> **Written problem**:
Where a line of the material contains the string "ylabel", copy that line.

> **Extracted material**:
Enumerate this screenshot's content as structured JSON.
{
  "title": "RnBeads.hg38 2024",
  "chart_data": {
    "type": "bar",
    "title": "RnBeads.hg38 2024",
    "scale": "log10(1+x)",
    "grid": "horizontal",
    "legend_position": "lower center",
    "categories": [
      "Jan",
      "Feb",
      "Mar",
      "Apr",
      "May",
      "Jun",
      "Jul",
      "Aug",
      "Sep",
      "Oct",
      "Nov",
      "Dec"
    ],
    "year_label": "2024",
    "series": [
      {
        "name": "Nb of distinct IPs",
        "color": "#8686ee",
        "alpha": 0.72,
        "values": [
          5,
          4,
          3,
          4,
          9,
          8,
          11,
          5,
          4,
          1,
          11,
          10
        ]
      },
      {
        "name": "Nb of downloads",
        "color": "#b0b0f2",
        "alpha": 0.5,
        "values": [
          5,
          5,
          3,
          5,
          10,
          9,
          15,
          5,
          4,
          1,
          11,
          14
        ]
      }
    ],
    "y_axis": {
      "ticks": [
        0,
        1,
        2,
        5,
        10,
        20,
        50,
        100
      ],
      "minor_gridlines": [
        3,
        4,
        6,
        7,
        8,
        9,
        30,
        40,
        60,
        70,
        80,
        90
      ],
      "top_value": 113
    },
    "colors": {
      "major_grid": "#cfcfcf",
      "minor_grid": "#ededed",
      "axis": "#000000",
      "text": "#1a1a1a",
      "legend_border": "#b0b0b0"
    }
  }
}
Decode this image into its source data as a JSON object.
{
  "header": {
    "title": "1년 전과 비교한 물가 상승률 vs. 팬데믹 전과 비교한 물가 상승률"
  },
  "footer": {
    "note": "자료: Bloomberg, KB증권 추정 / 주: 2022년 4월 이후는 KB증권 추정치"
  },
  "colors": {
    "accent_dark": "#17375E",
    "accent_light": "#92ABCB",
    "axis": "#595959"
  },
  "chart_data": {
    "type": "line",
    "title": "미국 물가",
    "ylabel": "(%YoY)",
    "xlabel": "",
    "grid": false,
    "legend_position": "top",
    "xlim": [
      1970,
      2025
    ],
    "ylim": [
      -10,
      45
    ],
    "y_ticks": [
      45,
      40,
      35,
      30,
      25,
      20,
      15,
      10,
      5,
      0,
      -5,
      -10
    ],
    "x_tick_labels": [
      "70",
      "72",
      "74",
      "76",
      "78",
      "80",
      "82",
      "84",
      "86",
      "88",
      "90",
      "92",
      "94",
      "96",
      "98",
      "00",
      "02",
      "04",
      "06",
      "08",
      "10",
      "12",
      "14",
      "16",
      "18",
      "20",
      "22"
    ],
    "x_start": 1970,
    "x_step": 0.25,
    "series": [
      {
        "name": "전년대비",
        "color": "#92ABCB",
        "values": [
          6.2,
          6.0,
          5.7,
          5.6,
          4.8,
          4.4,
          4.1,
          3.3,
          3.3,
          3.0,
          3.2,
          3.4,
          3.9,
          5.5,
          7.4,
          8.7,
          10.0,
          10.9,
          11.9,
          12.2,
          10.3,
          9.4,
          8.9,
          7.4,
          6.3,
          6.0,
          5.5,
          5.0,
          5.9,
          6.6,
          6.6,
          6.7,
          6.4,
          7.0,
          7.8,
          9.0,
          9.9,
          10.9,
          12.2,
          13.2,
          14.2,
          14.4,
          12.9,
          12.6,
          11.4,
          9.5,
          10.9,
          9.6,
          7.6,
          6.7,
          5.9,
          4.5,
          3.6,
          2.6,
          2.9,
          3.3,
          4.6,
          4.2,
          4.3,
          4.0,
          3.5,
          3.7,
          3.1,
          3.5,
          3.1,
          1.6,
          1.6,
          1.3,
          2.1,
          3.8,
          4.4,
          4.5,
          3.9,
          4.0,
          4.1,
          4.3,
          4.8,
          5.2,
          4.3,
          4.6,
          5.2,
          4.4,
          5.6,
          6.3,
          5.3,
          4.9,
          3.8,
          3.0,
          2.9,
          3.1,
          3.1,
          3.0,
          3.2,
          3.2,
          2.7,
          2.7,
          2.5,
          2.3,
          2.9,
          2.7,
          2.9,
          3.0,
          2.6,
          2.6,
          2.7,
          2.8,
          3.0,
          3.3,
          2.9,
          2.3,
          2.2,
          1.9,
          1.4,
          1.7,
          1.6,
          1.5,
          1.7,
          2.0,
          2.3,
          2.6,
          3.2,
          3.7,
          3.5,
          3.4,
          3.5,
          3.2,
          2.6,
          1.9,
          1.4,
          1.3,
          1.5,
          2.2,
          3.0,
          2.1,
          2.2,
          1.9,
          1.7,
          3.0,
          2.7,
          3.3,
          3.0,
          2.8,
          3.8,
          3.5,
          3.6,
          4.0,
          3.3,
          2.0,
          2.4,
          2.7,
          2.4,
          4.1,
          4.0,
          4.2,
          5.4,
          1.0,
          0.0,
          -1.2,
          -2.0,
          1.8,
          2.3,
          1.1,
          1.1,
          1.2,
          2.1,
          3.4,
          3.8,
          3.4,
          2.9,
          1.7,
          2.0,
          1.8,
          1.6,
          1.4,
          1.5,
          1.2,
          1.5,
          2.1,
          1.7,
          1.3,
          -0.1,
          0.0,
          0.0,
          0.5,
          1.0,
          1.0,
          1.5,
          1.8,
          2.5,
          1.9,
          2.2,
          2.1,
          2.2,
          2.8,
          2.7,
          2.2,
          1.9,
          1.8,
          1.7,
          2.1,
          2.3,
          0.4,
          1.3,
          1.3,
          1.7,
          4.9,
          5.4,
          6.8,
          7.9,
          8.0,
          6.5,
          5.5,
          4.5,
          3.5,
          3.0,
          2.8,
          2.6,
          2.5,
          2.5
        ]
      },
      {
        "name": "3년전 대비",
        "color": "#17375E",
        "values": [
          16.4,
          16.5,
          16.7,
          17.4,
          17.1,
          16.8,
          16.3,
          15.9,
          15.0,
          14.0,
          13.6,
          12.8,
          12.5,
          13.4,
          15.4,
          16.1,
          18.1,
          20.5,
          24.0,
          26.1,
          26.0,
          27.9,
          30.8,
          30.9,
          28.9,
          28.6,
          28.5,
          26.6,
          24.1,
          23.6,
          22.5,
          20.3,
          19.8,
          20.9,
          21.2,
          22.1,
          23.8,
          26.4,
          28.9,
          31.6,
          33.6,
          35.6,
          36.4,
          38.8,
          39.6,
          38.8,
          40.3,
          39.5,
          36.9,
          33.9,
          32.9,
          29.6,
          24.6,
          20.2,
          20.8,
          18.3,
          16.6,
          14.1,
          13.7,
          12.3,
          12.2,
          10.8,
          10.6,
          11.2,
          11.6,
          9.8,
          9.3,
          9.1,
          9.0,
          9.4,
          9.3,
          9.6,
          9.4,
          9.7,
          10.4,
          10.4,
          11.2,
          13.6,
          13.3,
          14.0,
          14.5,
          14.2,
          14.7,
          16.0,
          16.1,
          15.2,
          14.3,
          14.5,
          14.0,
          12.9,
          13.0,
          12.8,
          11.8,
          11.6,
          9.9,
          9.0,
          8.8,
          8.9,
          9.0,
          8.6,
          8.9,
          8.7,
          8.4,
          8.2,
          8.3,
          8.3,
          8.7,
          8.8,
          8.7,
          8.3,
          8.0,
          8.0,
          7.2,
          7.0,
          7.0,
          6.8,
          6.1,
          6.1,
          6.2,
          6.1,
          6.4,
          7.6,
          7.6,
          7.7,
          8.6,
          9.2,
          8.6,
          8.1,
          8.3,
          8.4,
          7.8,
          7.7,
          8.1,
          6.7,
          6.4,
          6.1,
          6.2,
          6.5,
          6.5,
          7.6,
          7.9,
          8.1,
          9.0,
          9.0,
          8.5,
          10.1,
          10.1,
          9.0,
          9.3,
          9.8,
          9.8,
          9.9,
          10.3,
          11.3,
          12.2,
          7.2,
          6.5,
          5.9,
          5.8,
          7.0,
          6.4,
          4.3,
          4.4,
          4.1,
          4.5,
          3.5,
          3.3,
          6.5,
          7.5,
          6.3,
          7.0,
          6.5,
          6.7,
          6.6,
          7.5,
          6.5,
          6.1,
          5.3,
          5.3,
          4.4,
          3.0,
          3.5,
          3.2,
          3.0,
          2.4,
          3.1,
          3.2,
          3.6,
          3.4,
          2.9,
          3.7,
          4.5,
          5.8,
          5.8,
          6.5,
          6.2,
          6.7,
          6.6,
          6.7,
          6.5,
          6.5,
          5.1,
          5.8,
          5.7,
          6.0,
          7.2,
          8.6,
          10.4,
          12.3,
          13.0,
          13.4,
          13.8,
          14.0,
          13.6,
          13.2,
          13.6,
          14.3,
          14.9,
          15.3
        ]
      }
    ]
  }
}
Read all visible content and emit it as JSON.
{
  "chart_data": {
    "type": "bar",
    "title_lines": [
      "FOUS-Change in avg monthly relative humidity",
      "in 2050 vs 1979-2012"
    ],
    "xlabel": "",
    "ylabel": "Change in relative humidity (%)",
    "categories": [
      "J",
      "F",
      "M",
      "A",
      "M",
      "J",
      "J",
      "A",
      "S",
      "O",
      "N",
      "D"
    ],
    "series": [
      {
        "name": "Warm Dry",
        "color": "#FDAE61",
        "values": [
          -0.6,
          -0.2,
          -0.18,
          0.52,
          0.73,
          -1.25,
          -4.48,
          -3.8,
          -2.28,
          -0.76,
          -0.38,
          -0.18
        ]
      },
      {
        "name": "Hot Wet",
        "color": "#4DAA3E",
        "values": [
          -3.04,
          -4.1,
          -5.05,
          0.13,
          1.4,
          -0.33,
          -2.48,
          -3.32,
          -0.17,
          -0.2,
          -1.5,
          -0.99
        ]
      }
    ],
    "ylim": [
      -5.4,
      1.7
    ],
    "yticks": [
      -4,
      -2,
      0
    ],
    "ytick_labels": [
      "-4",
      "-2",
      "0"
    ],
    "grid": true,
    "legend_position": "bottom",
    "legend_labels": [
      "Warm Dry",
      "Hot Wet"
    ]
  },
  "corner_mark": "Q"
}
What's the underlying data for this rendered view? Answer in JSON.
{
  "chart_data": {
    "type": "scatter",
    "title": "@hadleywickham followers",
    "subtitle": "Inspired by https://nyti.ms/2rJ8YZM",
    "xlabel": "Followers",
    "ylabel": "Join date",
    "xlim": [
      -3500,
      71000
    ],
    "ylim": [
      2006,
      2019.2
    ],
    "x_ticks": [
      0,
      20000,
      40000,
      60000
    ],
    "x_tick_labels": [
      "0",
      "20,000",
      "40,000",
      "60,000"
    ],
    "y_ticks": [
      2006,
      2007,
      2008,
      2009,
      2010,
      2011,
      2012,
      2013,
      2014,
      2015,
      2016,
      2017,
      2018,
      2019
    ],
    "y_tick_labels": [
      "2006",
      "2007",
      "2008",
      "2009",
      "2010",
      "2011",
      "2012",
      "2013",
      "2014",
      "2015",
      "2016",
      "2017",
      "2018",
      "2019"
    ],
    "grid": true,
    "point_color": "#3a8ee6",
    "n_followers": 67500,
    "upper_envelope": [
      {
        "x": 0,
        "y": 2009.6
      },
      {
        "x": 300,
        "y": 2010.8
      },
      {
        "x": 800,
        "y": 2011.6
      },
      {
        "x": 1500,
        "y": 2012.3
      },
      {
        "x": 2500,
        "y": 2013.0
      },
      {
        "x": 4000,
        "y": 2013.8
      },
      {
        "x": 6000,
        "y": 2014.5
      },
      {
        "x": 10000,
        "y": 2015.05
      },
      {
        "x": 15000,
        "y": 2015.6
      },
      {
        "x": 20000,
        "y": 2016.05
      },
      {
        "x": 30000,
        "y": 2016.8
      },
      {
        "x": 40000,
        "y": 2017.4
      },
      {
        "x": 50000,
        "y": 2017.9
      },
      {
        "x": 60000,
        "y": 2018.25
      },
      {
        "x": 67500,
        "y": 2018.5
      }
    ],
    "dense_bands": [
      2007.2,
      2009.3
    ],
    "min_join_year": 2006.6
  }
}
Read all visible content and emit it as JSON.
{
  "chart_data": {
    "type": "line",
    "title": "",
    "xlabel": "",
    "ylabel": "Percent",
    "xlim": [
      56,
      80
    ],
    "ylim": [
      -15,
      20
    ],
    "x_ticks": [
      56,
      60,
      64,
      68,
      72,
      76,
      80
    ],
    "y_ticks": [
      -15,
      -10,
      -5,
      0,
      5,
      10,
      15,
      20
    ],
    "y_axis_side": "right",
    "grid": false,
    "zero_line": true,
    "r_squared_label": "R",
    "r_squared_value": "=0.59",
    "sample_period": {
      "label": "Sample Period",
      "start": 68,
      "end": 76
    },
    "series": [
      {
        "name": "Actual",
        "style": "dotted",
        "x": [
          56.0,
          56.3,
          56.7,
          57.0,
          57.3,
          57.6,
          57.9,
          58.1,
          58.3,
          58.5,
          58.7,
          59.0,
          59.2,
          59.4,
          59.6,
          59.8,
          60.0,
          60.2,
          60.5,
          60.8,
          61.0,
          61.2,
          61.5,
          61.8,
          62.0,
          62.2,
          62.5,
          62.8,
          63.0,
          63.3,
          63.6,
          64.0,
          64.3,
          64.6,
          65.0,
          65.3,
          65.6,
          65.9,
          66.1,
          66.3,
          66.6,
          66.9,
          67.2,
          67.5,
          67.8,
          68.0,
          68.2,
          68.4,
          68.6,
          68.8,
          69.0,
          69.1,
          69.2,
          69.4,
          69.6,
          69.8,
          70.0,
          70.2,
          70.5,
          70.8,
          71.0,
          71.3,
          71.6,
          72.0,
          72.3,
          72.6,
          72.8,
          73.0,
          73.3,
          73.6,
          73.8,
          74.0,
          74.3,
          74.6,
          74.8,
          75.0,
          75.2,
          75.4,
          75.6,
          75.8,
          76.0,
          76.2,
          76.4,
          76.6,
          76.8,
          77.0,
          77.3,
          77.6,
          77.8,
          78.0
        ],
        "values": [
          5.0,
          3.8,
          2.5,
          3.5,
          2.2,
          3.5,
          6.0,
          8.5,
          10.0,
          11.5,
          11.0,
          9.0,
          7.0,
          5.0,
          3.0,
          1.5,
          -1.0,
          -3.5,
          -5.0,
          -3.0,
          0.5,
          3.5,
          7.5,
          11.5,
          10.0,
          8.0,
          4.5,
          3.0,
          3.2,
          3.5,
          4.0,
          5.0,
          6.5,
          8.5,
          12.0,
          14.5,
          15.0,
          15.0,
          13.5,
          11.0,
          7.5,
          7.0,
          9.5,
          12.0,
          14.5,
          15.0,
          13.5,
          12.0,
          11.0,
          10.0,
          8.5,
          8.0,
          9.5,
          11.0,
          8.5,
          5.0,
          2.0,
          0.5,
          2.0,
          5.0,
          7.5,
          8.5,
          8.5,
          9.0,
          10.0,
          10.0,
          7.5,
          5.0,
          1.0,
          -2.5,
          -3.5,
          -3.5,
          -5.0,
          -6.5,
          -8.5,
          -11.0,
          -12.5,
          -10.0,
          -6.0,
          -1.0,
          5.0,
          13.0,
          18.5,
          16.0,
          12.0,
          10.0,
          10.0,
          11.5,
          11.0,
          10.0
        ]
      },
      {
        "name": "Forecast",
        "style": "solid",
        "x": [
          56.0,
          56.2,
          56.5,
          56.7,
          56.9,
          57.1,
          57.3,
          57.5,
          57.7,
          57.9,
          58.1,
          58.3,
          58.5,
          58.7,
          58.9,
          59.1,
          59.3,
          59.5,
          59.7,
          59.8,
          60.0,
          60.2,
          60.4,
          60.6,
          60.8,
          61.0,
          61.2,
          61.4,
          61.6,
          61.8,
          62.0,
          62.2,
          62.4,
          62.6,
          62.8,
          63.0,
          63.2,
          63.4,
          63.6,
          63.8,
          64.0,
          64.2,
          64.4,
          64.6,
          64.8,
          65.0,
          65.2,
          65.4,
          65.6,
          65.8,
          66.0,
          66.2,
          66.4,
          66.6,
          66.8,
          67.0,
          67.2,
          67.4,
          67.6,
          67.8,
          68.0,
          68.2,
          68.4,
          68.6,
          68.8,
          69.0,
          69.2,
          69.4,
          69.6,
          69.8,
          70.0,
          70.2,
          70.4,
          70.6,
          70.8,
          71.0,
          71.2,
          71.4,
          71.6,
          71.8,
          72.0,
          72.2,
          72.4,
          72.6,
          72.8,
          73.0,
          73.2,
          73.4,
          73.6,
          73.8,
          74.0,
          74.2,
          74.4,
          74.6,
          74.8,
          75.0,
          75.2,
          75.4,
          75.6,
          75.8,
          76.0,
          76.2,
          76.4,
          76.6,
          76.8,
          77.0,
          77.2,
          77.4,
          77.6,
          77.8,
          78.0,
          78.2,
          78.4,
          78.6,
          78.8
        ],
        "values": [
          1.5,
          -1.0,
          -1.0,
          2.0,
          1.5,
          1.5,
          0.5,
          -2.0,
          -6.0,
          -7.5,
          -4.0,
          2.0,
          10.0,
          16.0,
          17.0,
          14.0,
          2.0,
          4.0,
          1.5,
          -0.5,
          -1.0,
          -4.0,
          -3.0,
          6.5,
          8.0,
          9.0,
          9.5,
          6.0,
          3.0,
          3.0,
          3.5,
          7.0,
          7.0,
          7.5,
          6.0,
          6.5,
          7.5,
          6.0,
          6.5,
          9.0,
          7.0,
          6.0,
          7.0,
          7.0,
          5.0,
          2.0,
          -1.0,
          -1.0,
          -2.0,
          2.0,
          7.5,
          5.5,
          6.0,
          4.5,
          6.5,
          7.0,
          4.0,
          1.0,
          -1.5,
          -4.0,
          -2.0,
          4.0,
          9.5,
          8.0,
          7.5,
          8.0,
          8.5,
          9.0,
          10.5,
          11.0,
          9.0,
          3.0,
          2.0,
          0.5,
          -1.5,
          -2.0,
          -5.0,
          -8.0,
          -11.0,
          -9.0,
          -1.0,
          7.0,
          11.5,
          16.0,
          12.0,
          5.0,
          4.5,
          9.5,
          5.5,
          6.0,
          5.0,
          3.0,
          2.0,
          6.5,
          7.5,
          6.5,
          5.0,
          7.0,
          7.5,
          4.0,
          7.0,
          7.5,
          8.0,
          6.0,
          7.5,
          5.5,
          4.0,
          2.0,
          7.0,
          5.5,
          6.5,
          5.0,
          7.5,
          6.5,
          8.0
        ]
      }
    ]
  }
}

> **Response to this exercise**:
    "ylabel": "(%YoY)",
    "ylabel": "Change in relative humidity (%)",
    "ylabel": "Join date",
    "ylabel": "Percent",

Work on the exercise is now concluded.